- Records to process -
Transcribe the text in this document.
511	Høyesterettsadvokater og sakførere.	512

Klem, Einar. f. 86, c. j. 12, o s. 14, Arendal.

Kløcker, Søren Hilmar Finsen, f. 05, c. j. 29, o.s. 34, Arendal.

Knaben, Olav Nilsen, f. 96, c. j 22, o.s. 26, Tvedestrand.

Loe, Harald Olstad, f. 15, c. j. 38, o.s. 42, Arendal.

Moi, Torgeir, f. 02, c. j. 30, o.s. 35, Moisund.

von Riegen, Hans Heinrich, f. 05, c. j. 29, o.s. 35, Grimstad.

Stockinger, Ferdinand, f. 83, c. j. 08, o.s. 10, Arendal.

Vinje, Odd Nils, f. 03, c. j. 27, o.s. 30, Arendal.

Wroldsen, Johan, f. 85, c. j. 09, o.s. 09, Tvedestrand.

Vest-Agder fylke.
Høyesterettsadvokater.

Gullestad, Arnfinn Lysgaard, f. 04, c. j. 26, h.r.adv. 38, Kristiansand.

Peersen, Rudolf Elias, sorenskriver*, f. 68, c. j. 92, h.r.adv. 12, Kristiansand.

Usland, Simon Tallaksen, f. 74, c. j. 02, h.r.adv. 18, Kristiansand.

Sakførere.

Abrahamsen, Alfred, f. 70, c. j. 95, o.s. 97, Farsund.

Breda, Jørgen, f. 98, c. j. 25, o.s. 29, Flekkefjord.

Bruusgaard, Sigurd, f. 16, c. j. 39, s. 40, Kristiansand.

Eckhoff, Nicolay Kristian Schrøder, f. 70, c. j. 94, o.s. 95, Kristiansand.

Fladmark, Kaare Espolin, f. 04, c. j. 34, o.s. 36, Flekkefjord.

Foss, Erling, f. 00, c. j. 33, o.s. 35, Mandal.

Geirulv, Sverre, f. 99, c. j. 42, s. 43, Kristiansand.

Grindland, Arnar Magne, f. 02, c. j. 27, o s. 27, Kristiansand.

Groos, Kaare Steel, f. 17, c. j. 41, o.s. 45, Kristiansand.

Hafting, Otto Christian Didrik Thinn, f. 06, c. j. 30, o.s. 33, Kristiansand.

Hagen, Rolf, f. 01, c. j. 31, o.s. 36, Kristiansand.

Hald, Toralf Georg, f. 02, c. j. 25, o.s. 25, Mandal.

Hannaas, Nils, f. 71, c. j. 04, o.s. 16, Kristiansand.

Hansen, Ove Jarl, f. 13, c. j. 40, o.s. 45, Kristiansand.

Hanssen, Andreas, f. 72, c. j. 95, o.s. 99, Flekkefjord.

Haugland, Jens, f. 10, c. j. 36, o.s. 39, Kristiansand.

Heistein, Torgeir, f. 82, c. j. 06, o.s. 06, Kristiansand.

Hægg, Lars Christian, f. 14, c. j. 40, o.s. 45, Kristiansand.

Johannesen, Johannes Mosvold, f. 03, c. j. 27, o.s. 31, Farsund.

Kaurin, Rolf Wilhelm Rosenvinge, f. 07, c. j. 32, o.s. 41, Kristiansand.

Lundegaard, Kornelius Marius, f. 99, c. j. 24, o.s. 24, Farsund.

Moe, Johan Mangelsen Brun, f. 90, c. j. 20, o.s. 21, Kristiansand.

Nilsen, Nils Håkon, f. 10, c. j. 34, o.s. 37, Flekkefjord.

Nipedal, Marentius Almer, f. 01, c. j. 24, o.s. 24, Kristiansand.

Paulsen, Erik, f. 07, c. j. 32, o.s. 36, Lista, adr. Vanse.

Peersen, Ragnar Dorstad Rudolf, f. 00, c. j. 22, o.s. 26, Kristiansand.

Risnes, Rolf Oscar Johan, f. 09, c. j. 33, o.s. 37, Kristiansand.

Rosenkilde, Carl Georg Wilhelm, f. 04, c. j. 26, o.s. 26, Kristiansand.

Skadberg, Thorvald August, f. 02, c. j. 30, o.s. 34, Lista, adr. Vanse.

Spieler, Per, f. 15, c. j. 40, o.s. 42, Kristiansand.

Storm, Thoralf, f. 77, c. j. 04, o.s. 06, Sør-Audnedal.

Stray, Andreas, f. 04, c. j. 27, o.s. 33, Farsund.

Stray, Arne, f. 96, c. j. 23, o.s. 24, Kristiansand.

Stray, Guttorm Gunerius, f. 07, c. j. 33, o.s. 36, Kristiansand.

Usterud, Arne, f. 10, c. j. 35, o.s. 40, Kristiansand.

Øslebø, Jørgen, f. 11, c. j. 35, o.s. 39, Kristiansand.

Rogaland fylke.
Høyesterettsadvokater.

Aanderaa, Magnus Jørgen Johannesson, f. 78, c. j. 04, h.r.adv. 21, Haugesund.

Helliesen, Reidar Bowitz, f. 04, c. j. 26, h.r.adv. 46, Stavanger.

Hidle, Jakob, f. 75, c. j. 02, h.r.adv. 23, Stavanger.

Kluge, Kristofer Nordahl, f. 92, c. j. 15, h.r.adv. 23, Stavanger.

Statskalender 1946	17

- Short task -
Your task is to collect every line above that contains the word "Farsund".

- The answer -
Abrahamsen, Alfred, f. 70, c. j. 95, o.s. 97, Farsund.
Johannesen, Johannes Mosvold, f. 03, c. j. 27, o.s. 31, Farsund.
Lundegaard, Kornelius Marius, f. 99, c. j. 24, o.s. 24, Farsund.
Stray, Andreas, f. 04, c. j. 27, o.s. 33, Farsund.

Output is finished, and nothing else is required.